BEGIN Data shown
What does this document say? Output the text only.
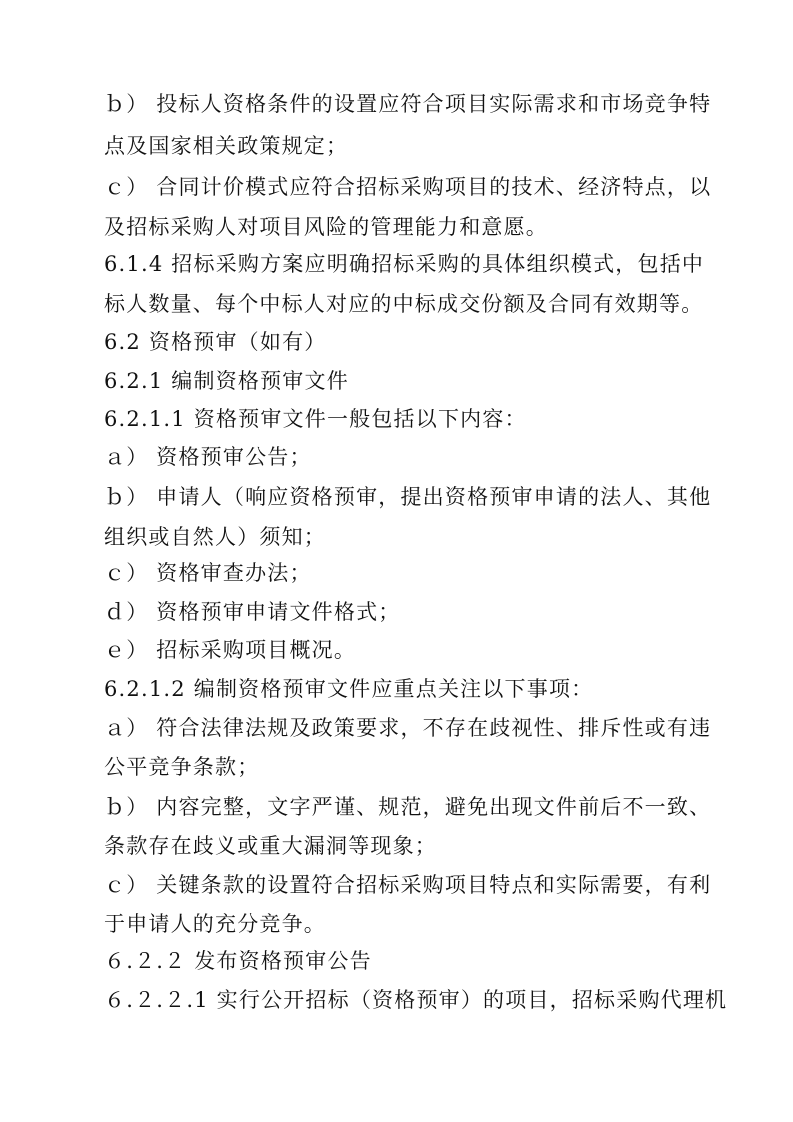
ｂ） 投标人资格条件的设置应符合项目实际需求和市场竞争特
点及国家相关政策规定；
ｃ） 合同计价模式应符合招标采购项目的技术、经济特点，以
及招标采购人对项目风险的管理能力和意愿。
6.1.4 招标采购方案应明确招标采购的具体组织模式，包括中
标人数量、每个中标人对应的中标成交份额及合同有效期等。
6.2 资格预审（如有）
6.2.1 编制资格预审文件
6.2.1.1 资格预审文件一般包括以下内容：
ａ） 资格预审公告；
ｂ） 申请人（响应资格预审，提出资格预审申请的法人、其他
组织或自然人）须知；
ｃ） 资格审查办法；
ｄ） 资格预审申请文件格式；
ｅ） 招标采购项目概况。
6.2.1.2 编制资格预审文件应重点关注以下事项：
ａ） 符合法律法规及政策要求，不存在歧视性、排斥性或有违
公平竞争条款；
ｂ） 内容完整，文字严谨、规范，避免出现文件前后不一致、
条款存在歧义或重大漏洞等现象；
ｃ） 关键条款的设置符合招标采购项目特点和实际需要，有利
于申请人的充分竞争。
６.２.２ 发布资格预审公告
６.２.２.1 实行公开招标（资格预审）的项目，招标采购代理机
END Data shown
BEGIN Data shown
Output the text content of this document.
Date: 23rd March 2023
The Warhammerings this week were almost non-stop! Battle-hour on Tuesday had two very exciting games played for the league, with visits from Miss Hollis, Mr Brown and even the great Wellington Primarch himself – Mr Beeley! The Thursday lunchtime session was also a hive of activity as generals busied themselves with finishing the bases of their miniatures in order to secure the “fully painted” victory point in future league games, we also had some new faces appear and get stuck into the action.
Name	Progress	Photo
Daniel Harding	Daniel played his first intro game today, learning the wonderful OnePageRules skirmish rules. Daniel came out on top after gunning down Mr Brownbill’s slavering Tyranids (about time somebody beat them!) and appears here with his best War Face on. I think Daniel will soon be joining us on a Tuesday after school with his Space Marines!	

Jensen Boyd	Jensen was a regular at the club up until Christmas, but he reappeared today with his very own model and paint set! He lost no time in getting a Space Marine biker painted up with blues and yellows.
END Data shown
BEGIN Data shown
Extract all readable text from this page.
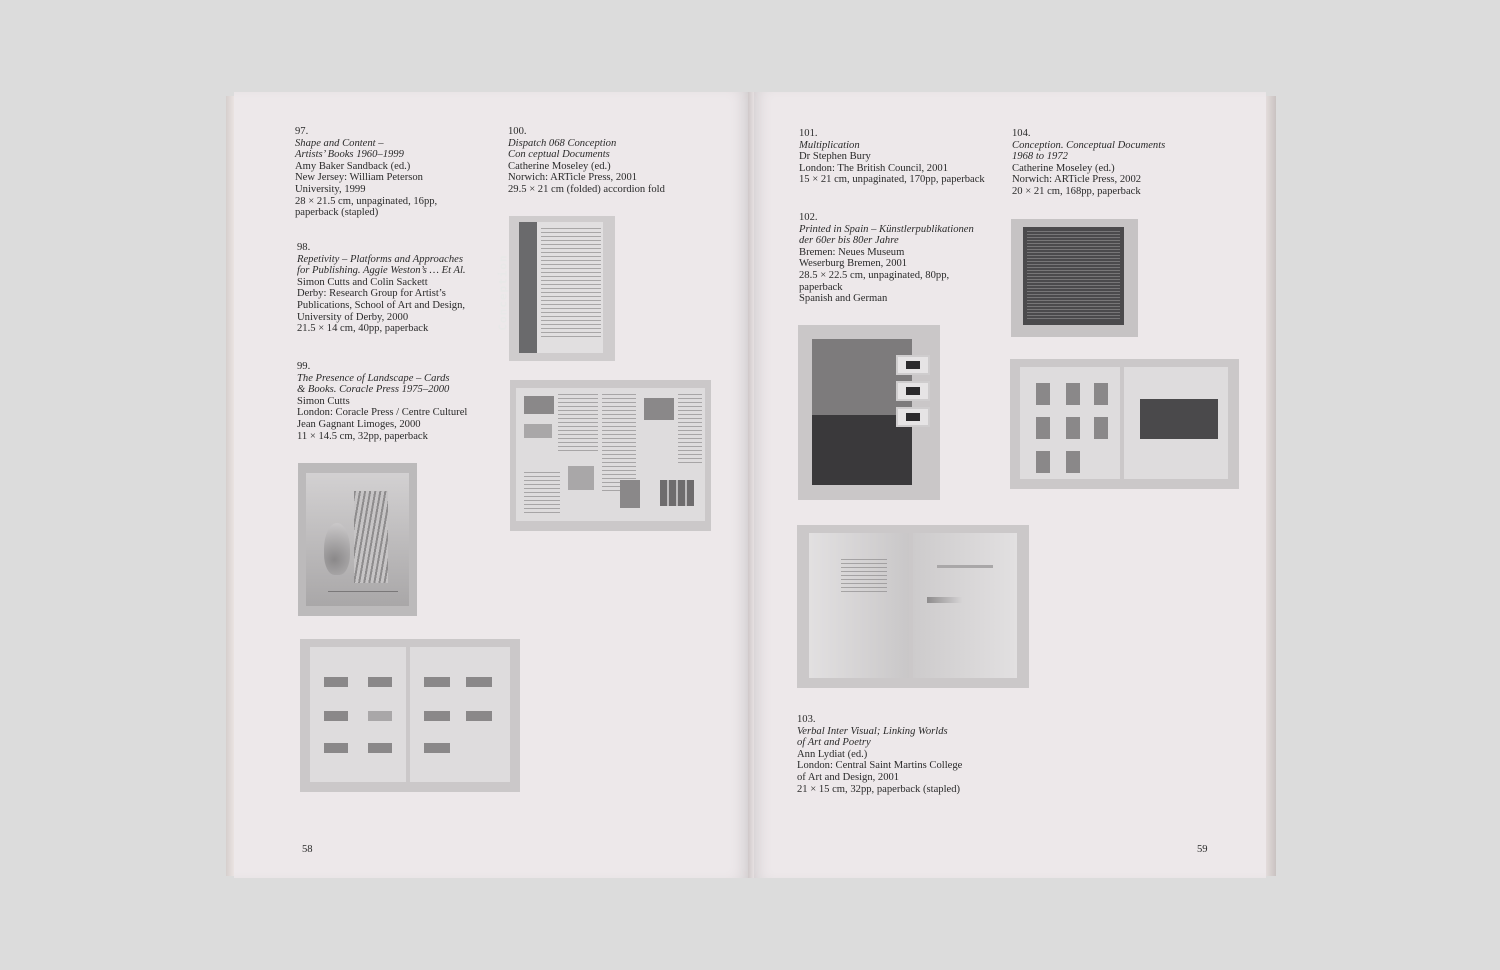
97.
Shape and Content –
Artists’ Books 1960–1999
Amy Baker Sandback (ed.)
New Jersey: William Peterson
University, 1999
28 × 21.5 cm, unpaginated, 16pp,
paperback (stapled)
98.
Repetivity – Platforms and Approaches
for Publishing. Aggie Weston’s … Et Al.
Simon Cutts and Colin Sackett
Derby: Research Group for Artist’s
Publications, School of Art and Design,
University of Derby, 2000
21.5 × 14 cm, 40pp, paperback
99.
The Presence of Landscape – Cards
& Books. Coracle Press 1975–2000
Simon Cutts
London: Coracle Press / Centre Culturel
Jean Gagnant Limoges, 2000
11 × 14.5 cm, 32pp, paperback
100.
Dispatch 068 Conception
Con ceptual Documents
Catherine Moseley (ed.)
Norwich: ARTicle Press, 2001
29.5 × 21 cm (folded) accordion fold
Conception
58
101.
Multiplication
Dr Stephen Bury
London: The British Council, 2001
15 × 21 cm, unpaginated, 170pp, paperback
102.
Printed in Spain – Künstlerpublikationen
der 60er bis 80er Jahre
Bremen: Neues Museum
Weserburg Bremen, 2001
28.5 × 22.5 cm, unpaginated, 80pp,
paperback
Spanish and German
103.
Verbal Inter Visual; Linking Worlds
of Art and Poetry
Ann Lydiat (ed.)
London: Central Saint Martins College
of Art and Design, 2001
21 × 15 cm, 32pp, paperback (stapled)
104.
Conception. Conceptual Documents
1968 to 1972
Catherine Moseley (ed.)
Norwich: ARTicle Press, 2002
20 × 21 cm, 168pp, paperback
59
END Data shown
## Exercise goal
All lines of the data above that include the word "London" must be shown.

## Response to this exercise
London: Coracle Press / Centre Culturel
London: The British Council, 2001
London: Central Saint Martins College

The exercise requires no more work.